* Start THE RECORDS *

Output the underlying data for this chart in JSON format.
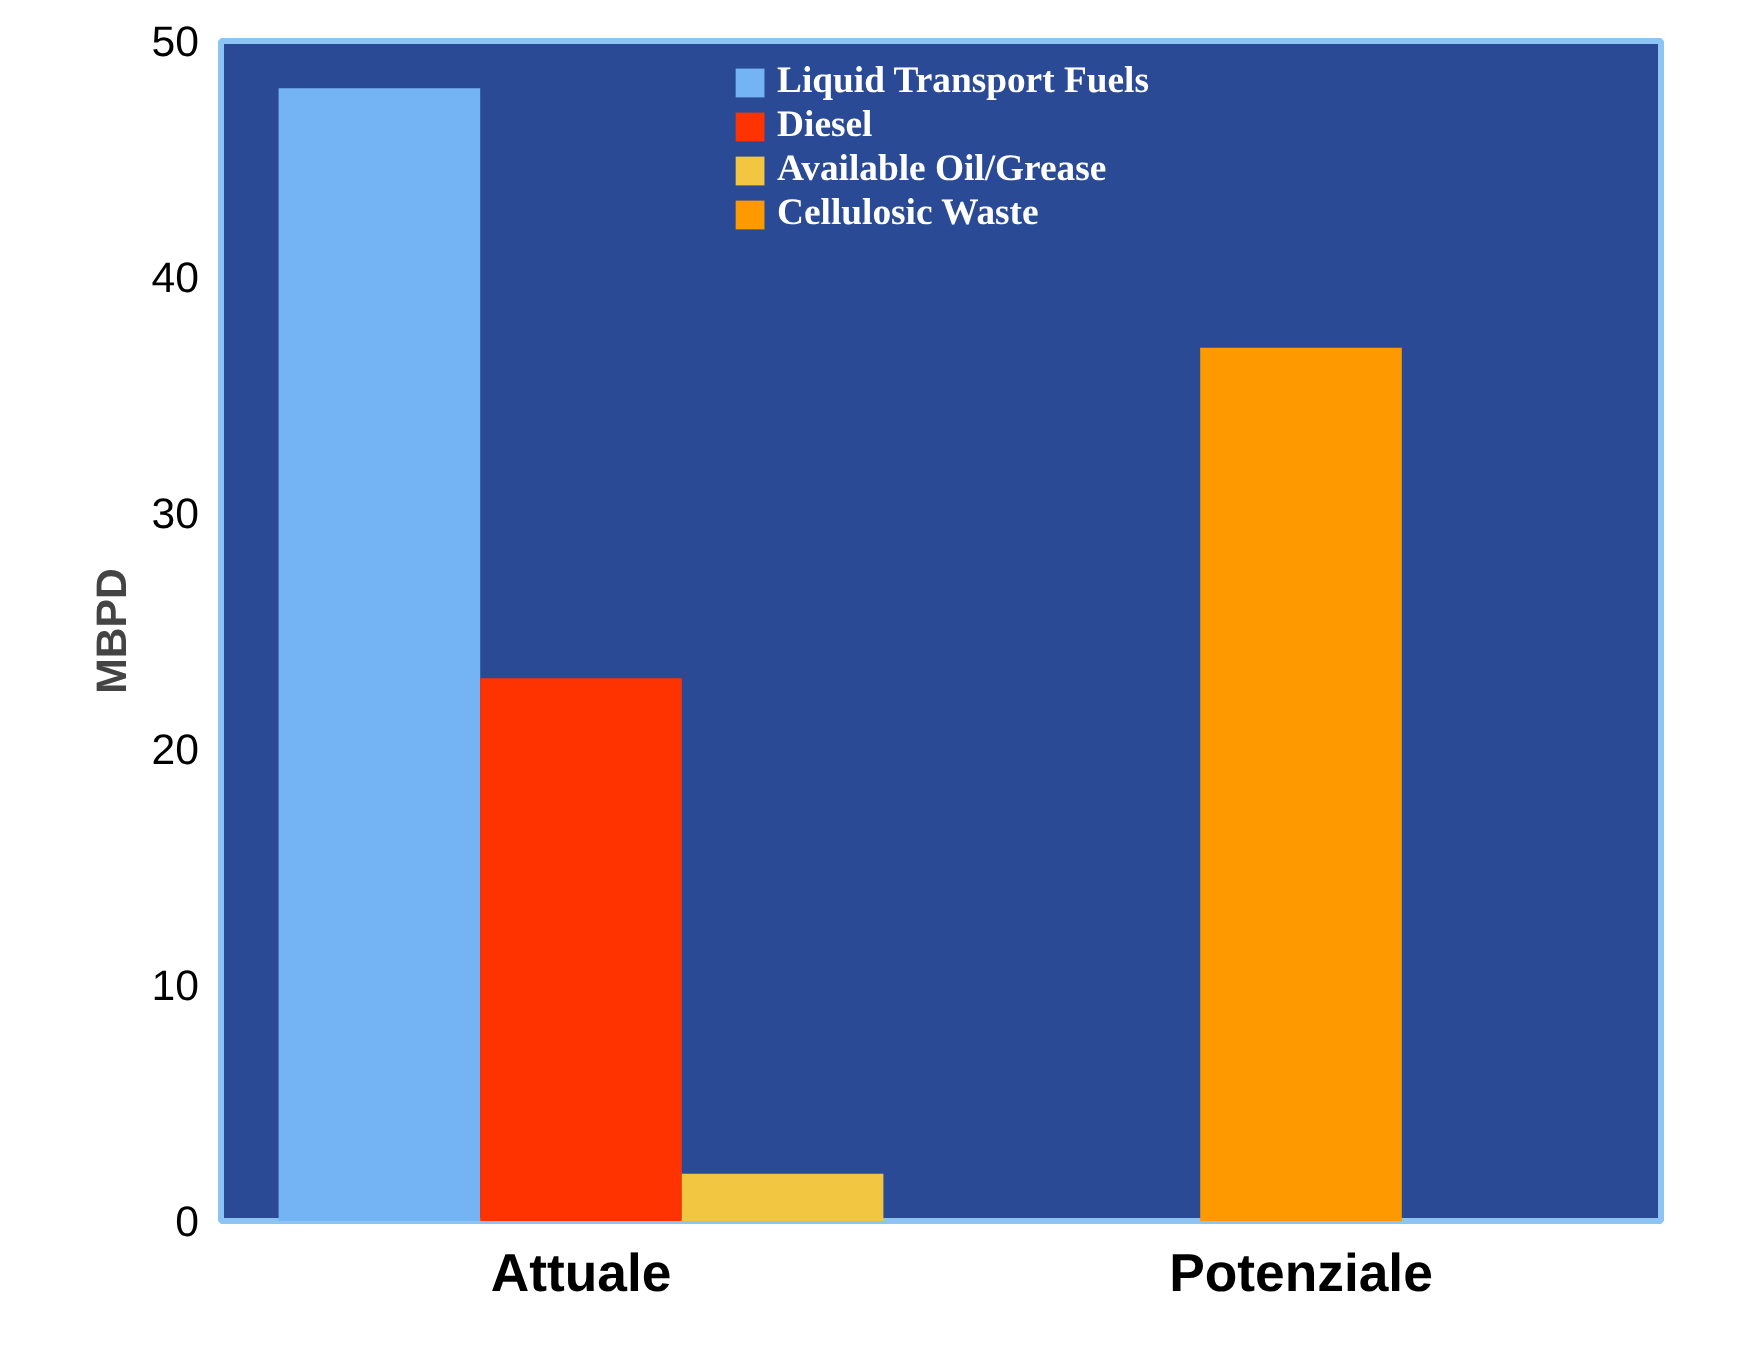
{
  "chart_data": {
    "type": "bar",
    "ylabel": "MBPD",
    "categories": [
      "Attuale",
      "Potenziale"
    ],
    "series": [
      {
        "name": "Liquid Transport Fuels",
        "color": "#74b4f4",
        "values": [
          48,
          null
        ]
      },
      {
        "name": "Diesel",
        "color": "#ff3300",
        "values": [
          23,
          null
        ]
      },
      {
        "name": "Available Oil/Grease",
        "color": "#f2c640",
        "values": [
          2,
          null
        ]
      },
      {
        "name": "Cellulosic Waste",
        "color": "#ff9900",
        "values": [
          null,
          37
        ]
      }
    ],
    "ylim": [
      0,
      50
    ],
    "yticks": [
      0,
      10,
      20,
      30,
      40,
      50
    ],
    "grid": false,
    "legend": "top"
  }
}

* End THE RECORDS *

**EXERCISE DESCRIPTION:**
Look through the entries above; copy each line where the string "name" appears.

**WRITTEN ANSWER:**
        "name": "Liquid Transport Fuels",
        "name": "Diesel",
        "name": "Available Oil/Grease",
        "name": "Cellulosic Waste",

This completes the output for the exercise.